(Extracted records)
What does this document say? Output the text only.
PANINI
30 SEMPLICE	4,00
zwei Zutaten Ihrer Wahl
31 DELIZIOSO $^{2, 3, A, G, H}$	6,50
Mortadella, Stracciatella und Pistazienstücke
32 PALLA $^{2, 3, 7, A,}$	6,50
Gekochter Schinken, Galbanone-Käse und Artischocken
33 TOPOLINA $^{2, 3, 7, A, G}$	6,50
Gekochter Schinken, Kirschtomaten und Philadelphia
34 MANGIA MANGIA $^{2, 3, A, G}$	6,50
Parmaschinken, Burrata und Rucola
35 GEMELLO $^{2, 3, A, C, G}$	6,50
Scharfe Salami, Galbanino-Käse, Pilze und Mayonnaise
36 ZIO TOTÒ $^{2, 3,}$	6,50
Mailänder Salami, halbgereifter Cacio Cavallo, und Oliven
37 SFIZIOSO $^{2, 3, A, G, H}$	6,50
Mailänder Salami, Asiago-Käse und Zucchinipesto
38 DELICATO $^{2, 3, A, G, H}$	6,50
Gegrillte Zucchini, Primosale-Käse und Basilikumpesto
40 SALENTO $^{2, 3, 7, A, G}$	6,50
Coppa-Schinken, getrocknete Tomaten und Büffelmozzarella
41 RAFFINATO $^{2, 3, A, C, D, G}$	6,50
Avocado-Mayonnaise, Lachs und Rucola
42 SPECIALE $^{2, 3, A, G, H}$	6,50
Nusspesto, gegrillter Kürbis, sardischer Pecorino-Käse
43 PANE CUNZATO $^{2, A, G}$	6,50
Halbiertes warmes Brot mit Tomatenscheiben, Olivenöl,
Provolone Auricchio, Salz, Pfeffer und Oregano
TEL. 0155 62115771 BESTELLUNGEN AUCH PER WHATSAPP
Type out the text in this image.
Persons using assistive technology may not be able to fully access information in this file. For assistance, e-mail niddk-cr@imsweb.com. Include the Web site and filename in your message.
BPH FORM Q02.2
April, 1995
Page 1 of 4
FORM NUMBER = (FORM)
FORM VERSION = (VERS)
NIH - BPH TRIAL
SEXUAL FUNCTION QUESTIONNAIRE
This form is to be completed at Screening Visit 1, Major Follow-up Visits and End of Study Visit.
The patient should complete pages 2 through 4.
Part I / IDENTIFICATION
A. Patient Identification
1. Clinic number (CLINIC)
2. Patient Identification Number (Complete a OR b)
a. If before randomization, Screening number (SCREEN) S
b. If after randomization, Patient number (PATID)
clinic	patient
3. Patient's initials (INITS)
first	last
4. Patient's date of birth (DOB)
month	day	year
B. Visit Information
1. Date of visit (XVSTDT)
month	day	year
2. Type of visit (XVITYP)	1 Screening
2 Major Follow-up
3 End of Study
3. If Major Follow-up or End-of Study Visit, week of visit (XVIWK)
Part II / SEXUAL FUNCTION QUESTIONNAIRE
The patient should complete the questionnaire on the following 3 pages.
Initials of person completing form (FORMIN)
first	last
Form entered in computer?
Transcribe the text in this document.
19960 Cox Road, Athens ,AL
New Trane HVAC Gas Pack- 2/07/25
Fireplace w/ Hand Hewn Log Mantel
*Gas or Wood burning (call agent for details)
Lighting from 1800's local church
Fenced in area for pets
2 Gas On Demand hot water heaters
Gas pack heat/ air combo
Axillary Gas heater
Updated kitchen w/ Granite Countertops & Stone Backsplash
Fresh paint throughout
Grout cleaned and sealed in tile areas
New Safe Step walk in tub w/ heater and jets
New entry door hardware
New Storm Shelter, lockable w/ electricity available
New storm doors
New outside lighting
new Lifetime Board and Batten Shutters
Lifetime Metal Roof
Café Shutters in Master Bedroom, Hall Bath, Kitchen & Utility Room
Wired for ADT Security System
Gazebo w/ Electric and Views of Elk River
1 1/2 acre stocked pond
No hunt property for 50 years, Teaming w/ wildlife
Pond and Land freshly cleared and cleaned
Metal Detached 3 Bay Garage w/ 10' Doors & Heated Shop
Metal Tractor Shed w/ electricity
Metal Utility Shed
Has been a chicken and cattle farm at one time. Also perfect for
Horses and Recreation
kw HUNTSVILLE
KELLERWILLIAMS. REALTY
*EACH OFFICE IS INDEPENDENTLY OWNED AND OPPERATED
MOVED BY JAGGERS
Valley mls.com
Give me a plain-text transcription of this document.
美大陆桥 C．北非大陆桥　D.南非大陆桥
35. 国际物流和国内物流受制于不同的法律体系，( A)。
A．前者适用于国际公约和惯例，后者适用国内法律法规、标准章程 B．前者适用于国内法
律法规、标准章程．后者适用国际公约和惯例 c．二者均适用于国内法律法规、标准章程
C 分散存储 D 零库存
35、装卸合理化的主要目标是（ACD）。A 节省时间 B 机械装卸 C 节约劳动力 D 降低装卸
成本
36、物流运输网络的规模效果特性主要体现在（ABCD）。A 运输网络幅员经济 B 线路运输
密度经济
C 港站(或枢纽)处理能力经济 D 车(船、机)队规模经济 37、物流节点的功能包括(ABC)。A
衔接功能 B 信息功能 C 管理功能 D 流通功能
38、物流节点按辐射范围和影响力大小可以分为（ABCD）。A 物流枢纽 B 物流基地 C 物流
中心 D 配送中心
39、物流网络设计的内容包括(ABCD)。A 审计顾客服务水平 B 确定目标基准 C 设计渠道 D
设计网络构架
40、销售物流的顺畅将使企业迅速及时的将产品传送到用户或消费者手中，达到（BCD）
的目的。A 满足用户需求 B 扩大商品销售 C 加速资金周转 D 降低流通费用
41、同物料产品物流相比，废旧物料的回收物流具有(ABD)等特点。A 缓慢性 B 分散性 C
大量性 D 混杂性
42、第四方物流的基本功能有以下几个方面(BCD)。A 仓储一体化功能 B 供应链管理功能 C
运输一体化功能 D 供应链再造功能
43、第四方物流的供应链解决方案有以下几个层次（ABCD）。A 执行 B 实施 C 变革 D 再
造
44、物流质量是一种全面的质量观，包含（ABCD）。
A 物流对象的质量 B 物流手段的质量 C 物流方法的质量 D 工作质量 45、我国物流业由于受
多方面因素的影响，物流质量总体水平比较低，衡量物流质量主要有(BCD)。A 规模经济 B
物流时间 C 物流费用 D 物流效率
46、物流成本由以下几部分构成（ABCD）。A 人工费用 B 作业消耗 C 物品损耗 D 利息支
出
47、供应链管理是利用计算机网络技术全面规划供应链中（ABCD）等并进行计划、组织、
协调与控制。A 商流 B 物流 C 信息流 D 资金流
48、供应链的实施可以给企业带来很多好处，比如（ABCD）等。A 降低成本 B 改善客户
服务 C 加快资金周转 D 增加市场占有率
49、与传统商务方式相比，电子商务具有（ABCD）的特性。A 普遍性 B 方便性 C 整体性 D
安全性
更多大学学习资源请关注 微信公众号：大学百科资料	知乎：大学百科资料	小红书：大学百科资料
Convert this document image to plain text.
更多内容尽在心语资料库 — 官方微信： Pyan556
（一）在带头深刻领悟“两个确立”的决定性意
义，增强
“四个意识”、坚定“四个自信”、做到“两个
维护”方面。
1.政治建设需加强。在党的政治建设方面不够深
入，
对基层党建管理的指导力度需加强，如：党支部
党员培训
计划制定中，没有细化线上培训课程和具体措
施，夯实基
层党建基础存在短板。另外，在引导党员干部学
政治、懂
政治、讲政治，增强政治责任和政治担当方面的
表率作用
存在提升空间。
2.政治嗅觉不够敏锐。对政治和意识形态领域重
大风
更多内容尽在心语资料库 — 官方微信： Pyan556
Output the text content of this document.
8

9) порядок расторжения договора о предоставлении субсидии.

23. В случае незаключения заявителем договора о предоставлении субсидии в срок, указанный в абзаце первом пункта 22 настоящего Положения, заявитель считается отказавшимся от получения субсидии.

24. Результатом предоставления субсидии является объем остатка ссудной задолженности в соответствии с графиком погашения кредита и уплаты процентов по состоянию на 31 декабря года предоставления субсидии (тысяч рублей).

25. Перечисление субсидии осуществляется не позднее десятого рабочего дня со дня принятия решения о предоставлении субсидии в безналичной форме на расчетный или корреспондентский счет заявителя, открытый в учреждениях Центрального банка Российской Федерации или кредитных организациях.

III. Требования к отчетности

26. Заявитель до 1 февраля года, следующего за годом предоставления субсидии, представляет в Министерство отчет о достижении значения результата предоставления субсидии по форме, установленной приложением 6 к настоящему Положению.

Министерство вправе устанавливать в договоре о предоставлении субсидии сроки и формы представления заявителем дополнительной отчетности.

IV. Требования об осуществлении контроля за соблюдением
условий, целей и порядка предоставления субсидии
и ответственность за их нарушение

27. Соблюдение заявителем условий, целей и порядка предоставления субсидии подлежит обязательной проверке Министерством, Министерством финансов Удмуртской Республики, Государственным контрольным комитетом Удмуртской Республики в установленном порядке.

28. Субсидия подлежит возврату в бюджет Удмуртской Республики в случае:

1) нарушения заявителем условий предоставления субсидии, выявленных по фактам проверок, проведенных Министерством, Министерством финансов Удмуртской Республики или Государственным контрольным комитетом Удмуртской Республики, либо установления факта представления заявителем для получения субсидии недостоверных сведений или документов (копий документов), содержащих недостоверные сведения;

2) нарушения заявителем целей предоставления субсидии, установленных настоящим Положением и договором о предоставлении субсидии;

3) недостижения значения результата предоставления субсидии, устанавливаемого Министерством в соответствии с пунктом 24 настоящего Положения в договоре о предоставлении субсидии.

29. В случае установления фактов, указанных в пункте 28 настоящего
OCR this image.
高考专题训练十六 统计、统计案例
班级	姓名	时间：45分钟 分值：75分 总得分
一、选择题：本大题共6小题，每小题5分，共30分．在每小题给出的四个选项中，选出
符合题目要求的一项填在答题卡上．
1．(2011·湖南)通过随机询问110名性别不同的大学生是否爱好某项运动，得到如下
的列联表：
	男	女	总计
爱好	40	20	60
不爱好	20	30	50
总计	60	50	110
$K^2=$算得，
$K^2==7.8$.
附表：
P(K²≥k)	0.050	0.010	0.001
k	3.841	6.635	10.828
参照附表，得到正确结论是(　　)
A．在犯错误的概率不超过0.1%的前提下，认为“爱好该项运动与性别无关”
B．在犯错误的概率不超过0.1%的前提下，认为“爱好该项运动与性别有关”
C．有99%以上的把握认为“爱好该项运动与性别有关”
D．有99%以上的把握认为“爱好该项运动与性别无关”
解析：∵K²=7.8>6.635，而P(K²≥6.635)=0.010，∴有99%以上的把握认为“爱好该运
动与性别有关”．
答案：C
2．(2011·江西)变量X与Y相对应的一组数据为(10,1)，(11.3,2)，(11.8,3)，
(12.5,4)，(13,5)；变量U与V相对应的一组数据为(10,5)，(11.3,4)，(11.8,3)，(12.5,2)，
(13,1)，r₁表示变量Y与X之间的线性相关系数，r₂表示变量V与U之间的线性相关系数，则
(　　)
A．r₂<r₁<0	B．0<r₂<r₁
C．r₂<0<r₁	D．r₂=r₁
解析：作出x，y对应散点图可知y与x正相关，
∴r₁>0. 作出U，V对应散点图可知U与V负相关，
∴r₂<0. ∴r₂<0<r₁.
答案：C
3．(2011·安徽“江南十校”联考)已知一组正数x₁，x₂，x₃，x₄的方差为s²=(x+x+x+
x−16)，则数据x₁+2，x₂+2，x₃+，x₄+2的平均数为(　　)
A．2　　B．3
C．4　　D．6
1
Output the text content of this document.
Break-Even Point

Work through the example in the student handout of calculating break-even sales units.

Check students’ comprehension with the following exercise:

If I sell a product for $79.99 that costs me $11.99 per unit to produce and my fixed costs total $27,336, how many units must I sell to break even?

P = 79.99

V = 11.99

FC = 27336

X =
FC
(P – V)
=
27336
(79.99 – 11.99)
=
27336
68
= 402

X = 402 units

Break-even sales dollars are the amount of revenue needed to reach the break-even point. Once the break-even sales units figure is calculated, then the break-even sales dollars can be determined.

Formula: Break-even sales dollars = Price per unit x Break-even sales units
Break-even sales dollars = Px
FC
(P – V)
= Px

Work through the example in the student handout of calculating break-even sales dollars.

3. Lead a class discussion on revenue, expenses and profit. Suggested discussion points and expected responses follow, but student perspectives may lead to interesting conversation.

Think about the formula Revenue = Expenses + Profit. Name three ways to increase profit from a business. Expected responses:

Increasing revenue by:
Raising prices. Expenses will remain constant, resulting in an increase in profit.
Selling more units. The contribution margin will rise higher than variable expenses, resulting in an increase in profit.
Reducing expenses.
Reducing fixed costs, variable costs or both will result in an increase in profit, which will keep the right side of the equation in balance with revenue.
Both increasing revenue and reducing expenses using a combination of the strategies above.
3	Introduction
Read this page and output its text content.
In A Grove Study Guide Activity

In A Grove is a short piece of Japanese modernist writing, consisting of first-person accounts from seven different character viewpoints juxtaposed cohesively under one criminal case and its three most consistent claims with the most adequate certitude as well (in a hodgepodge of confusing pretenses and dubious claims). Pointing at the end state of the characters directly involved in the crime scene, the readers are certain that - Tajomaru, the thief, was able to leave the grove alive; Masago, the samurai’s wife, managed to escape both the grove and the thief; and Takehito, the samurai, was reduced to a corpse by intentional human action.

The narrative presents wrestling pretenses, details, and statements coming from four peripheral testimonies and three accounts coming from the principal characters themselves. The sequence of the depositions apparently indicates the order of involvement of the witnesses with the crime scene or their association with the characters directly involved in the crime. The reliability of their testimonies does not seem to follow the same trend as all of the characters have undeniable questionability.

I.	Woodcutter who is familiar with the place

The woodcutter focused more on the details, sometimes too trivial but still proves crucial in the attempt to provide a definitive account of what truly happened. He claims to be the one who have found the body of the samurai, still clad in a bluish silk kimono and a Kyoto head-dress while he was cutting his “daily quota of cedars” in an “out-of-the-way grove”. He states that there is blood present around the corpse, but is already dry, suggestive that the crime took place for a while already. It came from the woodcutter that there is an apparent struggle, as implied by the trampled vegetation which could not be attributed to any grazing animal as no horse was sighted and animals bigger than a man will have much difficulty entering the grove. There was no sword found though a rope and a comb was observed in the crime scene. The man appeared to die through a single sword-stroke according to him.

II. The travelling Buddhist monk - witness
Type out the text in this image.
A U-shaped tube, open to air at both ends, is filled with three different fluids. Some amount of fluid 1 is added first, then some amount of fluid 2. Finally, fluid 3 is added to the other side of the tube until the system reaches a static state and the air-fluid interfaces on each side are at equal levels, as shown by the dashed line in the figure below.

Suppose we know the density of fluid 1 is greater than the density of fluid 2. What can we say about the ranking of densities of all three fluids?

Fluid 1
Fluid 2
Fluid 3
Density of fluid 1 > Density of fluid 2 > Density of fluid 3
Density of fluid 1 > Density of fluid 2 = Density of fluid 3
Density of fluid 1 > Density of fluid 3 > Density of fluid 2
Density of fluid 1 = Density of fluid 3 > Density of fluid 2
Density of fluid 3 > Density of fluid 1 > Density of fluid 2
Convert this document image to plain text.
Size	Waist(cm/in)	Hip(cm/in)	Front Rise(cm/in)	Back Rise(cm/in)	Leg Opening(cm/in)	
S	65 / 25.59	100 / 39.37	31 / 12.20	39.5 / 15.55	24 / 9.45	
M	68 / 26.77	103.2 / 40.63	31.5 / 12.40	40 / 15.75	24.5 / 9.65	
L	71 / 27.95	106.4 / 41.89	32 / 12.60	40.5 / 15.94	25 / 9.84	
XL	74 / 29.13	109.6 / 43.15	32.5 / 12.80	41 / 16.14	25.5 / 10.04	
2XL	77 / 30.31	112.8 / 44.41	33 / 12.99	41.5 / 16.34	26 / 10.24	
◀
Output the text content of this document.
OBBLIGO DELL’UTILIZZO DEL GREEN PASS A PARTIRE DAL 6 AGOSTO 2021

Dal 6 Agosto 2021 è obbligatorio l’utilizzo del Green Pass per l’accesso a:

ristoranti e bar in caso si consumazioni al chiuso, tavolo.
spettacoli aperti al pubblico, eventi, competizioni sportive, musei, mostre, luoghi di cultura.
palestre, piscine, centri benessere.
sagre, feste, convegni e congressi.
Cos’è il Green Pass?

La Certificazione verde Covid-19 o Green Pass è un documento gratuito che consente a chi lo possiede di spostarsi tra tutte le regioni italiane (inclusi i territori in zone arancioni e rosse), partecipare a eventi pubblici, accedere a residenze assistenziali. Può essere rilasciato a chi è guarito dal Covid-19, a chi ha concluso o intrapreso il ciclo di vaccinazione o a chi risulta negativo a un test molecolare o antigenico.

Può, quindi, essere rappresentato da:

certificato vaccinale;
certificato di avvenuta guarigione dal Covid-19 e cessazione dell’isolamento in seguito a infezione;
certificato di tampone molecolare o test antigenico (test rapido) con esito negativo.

[PROBLEM] Copy each line of the records above that carries the word "подлежит".

[THE OUTPUT]
27. Соблюдение заявителем условий, целей и порядка предоставления субсидии подлежит обязательной проверке Министерством, Министерством финансов Удмуртской Республики, Государственным контрольным комитетом Удмуртской Республики в установленном порядке.
28. Субсидия подлежит возврату в бюджет Удмуртской Республики в случае:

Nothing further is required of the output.